START Records

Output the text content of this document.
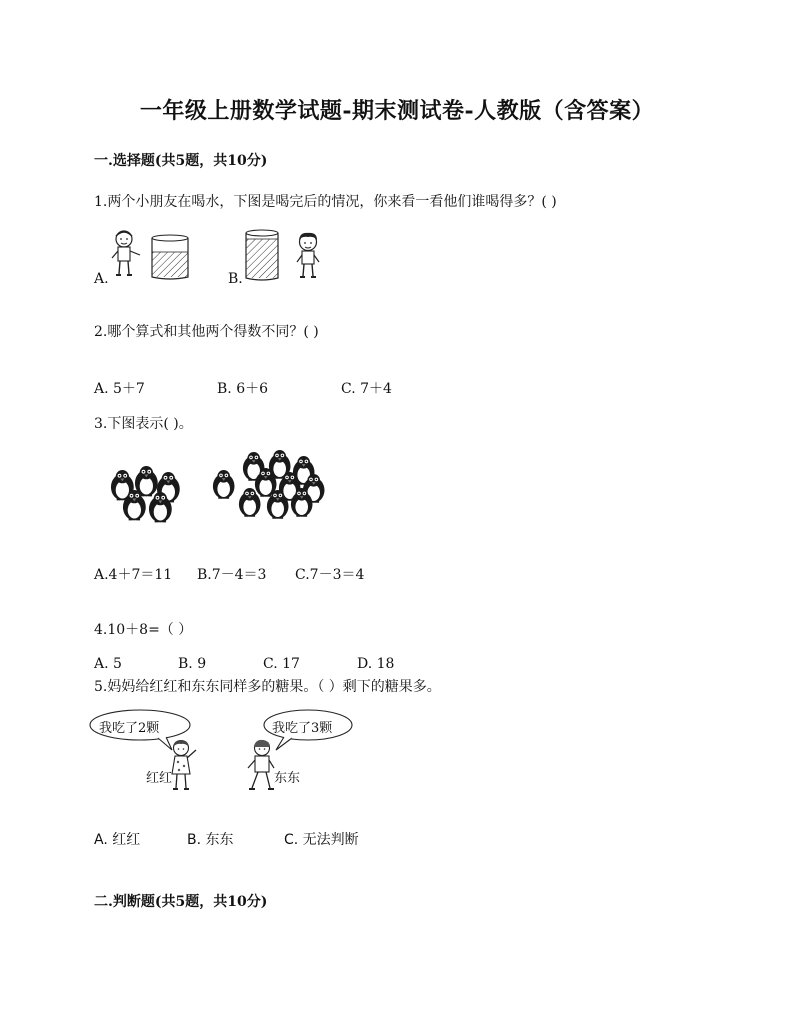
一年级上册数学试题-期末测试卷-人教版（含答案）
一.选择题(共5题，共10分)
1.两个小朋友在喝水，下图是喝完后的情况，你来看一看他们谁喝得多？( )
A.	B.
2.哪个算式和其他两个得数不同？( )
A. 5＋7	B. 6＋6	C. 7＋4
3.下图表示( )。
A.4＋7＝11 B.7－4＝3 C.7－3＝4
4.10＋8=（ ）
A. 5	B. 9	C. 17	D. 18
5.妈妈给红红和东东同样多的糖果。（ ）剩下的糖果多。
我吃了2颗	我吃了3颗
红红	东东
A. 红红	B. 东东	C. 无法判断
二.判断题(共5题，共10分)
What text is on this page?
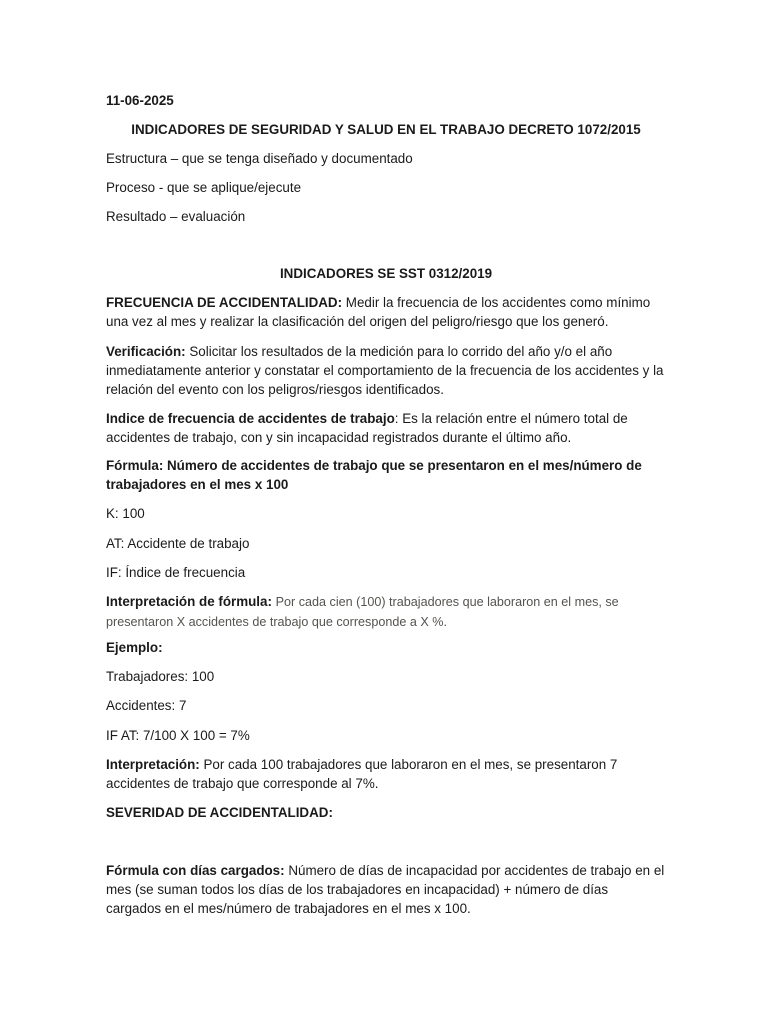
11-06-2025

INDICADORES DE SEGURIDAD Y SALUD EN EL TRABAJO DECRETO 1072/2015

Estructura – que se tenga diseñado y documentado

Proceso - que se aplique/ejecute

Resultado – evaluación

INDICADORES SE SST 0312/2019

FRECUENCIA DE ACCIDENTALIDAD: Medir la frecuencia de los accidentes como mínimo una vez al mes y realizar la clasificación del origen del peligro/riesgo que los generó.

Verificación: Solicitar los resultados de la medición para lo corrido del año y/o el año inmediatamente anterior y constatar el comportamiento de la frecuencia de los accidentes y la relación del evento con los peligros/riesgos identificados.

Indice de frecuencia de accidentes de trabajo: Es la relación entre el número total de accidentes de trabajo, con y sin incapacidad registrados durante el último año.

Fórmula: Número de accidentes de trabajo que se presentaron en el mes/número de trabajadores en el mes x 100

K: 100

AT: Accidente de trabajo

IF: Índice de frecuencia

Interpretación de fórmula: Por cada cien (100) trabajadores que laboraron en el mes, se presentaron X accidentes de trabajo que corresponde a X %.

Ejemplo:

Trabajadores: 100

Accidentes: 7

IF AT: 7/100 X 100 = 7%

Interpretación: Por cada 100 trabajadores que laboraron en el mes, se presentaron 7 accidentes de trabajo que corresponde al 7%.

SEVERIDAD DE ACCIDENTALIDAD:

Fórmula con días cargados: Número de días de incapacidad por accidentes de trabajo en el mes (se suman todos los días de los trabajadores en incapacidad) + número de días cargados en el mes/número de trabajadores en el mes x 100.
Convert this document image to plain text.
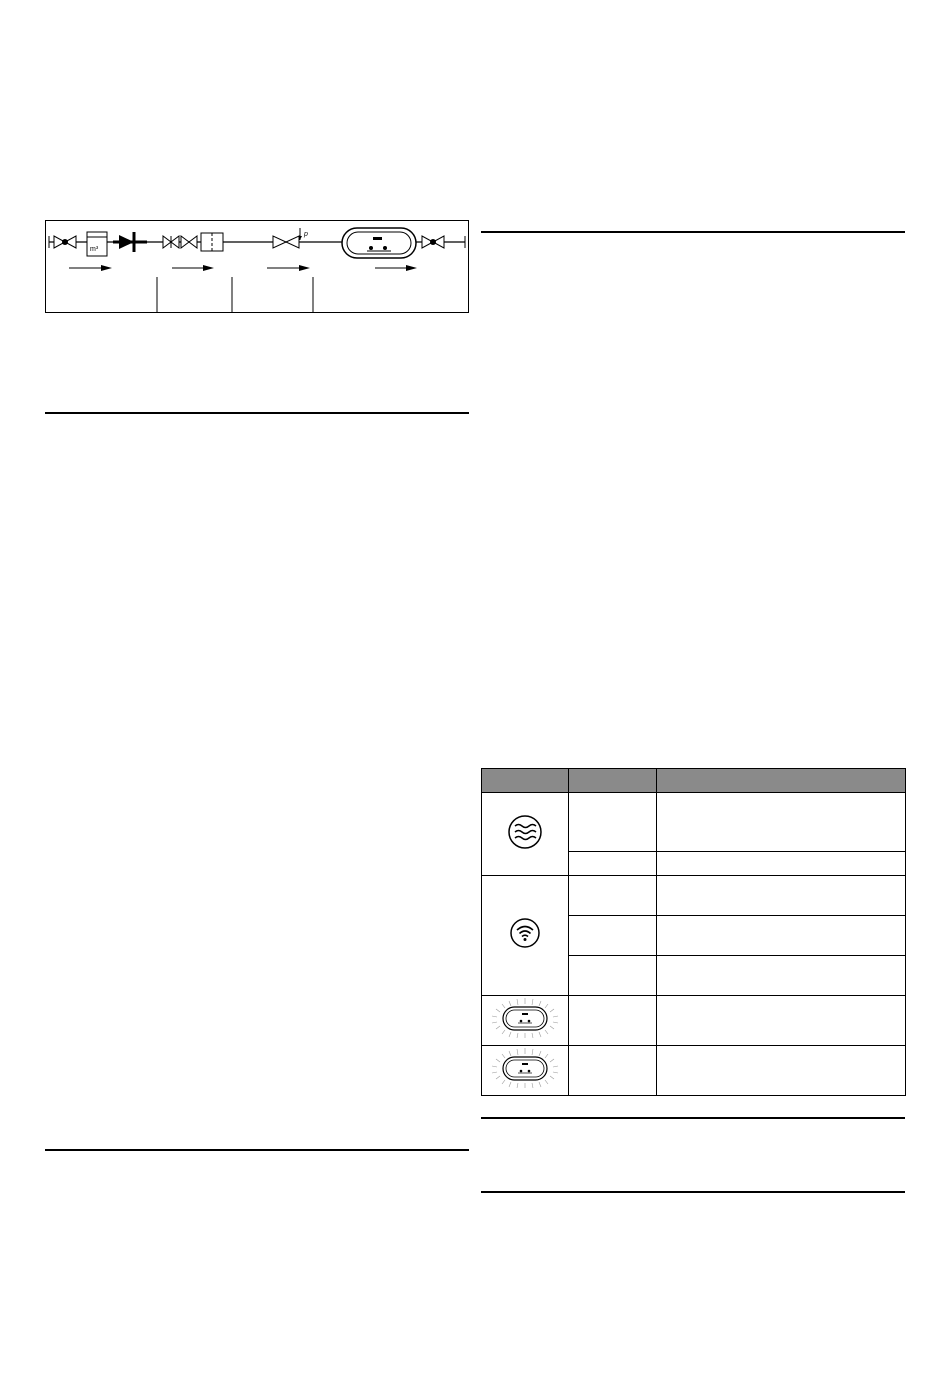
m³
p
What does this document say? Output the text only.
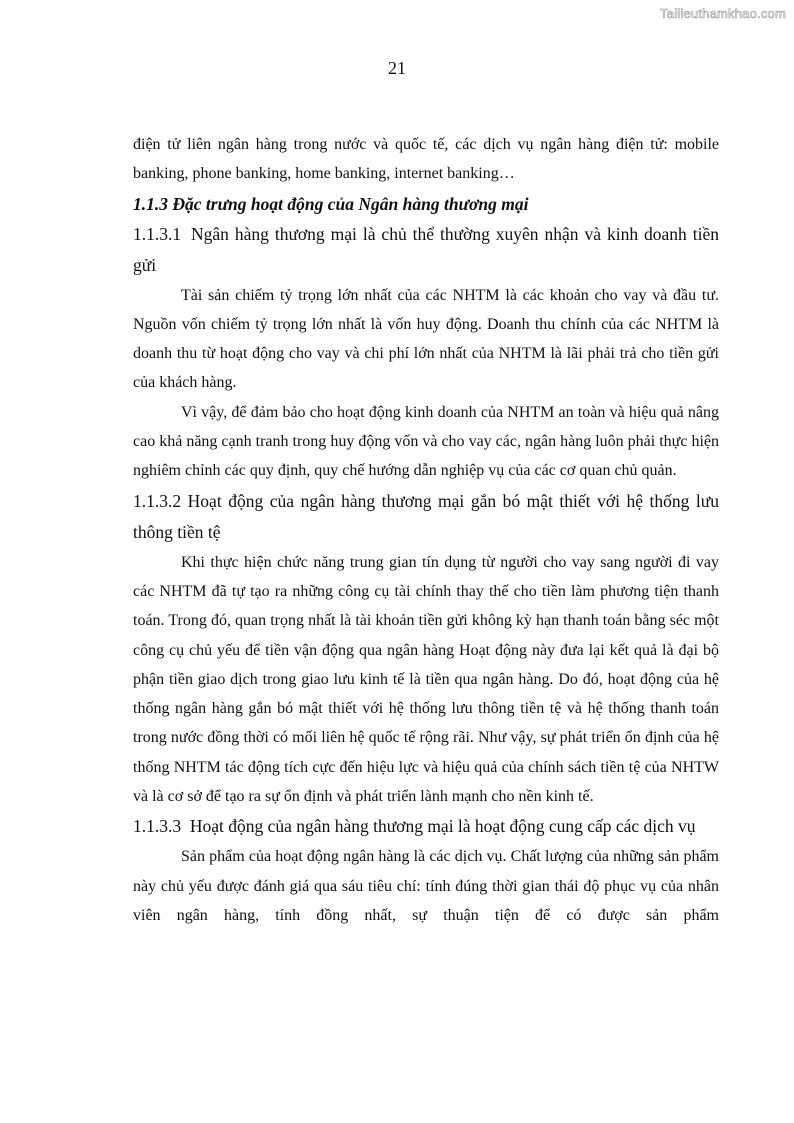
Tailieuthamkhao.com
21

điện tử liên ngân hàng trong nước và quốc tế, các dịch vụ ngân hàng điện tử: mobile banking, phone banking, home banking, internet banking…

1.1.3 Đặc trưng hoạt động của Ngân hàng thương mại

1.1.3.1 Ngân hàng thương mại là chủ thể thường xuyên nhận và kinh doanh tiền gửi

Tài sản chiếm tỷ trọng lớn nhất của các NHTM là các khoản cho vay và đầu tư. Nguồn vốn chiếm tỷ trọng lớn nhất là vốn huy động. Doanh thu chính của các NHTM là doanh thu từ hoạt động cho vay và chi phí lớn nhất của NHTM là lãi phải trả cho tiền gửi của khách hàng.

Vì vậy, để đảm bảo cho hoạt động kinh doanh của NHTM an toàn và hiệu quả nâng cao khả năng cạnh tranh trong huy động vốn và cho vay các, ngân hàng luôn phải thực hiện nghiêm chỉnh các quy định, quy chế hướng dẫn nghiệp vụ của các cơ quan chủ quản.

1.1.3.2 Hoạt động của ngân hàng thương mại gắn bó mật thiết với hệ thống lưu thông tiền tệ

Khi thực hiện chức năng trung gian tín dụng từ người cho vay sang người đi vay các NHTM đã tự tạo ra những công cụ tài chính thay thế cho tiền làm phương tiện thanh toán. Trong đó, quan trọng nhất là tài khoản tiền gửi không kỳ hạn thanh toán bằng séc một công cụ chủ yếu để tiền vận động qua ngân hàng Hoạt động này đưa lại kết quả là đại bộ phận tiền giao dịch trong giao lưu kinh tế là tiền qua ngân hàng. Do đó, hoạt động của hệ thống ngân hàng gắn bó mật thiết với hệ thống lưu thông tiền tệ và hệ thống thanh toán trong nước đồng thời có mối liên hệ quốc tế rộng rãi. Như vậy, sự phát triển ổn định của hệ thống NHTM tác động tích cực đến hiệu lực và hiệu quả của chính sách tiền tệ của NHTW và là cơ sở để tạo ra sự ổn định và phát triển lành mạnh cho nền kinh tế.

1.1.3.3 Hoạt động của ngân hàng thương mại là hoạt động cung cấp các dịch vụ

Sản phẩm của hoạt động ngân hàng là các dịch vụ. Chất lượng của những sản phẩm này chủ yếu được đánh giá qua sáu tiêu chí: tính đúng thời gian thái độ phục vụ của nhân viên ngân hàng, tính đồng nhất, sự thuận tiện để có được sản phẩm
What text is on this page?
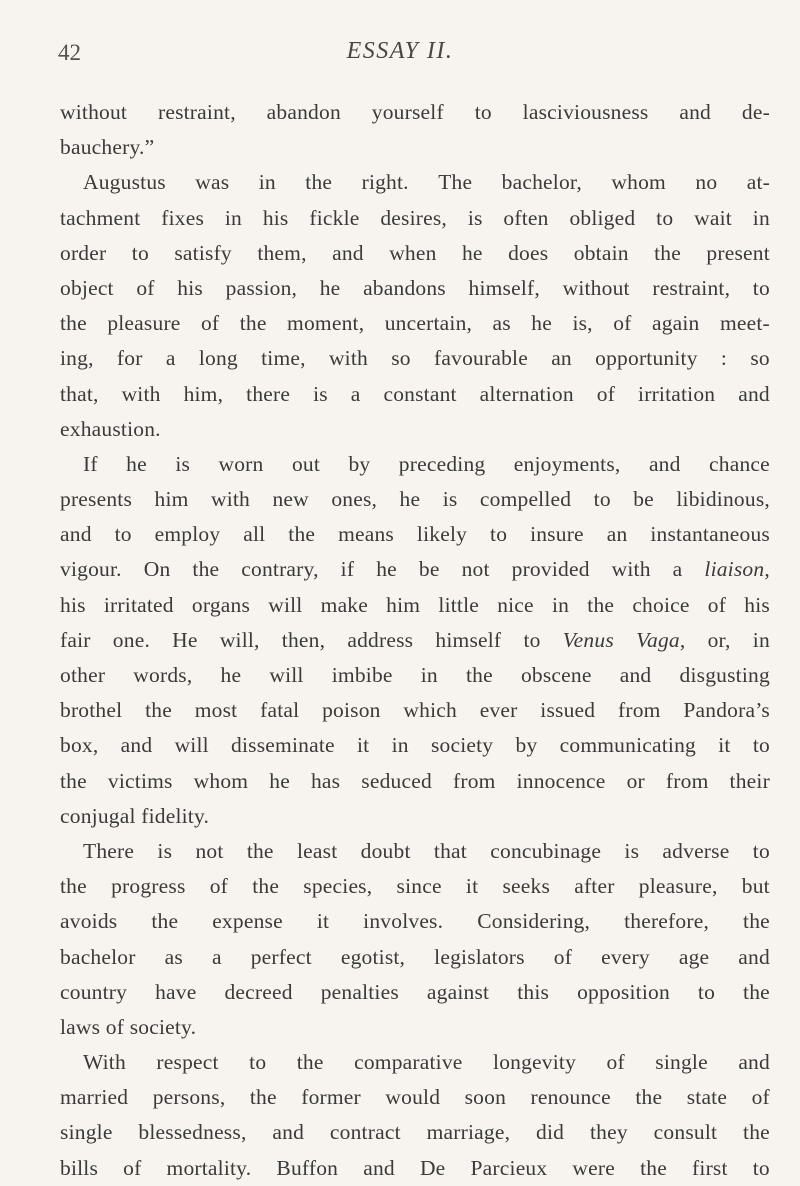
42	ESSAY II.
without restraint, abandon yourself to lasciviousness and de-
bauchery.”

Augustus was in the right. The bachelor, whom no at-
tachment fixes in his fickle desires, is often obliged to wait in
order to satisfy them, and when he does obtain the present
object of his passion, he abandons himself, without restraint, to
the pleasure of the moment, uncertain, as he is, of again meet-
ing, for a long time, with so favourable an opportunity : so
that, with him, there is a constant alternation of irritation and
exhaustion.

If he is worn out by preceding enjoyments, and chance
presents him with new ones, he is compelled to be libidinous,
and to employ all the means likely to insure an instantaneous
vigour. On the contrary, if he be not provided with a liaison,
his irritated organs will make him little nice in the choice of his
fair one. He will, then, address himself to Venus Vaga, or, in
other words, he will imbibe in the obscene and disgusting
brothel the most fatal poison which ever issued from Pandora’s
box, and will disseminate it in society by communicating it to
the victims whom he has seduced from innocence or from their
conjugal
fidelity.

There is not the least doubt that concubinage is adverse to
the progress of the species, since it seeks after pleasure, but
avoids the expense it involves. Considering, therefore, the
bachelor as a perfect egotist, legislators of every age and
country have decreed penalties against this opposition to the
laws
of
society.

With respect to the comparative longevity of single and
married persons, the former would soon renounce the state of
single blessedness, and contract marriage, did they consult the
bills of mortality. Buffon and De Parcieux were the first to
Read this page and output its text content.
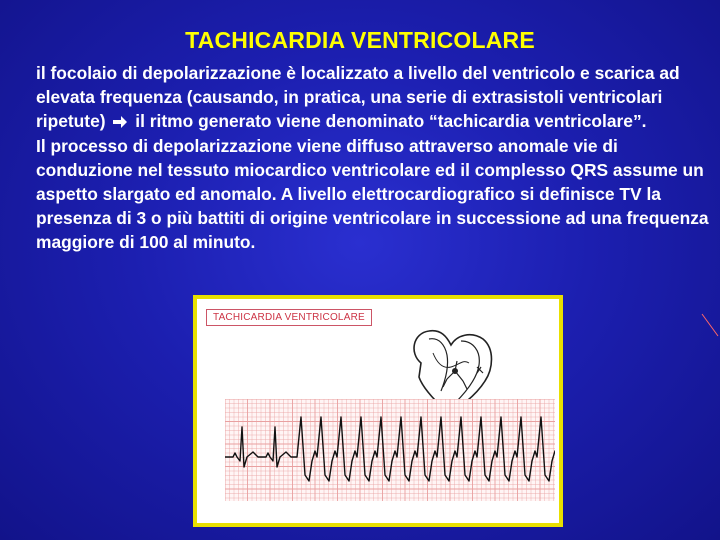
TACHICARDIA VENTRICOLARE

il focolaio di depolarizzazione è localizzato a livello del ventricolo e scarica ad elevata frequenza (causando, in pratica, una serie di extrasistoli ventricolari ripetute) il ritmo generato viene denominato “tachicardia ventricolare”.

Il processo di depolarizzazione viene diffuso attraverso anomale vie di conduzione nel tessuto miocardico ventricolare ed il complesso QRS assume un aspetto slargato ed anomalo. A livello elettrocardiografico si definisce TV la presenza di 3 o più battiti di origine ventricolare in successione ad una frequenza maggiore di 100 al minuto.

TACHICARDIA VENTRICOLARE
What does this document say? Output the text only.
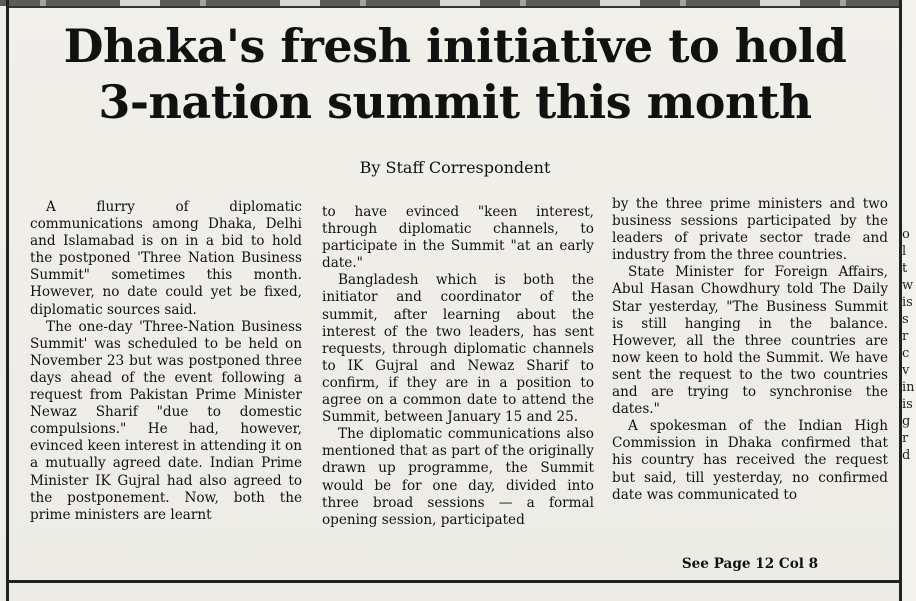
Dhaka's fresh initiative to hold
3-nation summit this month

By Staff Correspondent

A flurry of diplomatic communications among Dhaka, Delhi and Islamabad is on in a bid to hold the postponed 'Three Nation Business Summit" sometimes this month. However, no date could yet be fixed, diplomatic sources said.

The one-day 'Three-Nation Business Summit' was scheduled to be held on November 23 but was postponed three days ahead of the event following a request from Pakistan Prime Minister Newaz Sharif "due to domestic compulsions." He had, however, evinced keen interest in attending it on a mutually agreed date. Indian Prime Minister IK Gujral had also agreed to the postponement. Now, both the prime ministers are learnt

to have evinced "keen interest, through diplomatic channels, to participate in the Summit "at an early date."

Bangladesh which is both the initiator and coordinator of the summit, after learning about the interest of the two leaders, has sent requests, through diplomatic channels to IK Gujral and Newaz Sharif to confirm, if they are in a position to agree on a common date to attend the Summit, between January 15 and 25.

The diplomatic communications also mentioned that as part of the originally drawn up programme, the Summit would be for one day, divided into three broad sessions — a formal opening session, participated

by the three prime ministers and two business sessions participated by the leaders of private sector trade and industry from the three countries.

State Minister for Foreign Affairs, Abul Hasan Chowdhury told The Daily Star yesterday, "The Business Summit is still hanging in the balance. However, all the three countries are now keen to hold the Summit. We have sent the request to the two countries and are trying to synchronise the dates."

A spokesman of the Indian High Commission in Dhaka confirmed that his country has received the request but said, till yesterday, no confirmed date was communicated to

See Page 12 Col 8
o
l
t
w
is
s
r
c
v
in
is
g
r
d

END Records

Pull out every line of the records above that contains the word "sessions".

▶ **Problem solution**
The diplomatic communications also mentioned that as part of the originally drawn up programme, the Summit would be for one day, divided into three broad sessions — a formal opening session, participated
by the three prime ministers and two business sessions participated by the leaders of private sector trade and industry from the three countries.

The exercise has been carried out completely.